Records excerpted from a collection

_ _ _ _ _

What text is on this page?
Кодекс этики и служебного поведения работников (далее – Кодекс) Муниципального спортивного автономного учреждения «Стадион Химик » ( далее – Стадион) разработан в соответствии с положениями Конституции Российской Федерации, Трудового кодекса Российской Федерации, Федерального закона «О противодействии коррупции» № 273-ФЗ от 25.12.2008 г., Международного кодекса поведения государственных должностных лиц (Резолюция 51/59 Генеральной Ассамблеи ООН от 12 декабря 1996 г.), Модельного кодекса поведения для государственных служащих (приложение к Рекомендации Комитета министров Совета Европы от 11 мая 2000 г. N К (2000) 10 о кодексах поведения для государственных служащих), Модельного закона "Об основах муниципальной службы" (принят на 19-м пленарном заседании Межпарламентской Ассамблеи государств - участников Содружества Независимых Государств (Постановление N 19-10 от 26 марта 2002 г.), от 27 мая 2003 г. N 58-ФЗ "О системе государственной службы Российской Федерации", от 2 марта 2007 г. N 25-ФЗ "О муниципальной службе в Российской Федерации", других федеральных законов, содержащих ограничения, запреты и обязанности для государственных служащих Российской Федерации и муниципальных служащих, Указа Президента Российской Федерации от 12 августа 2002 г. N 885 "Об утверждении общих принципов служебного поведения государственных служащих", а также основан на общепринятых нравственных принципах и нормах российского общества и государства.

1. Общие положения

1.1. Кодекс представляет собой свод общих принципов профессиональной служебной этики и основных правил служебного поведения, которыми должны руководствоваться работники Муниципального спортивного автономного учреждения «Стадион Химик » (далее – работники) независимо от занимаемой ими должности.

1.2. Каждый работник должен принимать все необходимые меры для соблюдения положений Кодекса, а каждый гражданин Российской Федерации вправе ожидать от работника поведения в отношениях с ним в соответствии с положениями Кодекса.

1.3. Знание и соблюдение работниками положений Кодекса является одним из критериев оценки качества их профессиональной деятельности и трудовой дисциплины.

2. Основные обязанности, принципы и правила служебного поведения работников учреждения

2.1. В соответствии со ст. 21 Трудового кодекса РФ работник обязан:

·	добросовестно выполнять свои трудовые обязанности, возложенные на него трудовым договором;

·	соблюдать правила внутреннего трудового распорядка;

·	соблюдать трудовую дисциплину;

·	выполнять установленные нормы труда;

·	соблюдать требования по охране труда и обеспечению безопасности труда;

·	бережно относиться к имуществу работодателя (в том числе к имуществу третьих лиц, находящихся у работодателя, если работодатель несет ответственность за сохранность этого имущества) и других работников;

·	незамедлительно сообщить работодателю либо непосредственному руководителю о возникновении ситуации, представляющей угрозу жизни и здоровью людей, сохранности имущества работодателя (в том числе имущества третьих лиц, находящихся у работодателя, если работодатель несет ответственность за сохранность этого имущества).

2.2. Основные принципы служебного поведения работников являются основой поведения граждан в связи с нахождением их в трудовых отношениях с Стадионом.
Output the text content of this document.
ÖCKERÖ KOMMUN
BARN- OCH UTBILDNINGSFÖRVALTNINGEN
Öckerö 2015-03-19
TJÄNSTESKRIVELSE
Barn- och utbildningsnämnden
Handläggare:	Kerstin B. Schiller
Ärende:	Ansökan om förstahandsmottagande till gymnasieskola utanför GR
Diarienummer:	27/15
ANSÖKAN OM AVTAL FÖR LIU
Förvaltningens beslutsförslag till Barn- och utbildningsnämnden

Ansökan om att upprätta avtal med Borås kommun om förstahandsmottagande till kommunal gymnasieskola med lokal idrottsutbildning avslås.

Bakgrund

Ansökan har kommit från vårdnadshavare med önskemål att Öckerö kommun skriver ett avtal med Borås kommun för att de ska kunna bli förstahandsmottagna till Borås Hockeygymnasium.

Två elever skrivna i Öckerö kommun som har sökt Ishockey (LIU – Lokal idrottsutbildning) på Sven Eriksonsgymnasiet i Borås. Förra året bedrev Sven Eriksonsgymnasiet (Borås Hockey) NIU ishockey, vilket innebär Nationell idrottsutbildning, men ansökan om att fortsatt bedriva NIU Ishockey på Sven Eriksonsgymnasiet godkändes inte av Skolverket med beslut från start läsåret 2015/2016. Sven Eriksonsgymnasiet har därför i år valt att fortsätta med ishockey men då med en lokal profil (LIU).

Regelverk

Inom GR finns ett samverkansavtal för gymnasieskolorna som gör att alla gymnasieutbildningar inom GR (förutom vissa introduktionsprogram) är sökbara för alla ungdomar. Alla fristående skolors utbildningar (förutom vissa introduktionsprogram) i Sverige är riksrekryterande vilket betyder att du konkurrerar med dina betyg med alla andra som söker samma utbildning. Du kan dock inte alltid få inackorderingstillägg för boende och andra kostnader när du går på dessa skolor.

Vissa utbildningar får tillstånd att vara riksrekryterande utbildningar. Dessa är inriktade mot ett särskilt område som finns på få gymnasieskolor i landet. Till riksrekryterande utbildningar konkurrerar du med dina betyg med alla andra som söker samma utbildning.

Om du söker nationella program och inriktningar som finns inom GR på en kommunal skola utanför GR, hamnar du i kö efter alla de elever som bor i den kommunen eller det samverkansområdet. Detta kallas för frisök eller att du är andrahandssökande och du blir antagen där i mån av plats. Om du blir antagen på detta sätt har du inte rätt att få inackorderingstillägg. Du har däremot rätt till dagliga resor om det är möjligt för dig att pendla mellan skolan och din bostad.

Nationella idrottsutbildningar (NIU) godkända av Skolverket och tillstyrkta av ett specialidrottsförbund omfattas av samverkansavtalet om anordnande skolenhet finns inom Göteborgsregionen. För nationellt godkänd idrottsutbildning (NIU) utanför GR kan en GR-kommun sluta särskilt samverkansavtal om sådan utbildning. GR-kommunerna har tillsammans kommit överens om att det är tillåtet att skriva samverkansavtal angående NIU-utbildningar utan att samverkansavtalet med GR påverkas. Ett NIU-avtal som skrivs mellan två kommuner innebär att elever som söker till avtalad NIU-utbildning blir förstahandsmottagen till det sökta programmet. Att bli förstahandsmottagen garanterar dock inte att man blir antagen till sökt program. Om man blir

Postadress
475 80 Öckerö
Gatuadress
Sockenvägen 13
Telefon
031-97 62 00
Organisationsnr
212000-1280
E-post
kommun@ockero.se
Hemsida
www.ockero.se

_ _ _ _ _

**Aim of the exercise:**
Of the lines in the listing above, how many hold the string "Основные"? Reply with the number only.

**Written answer:**
2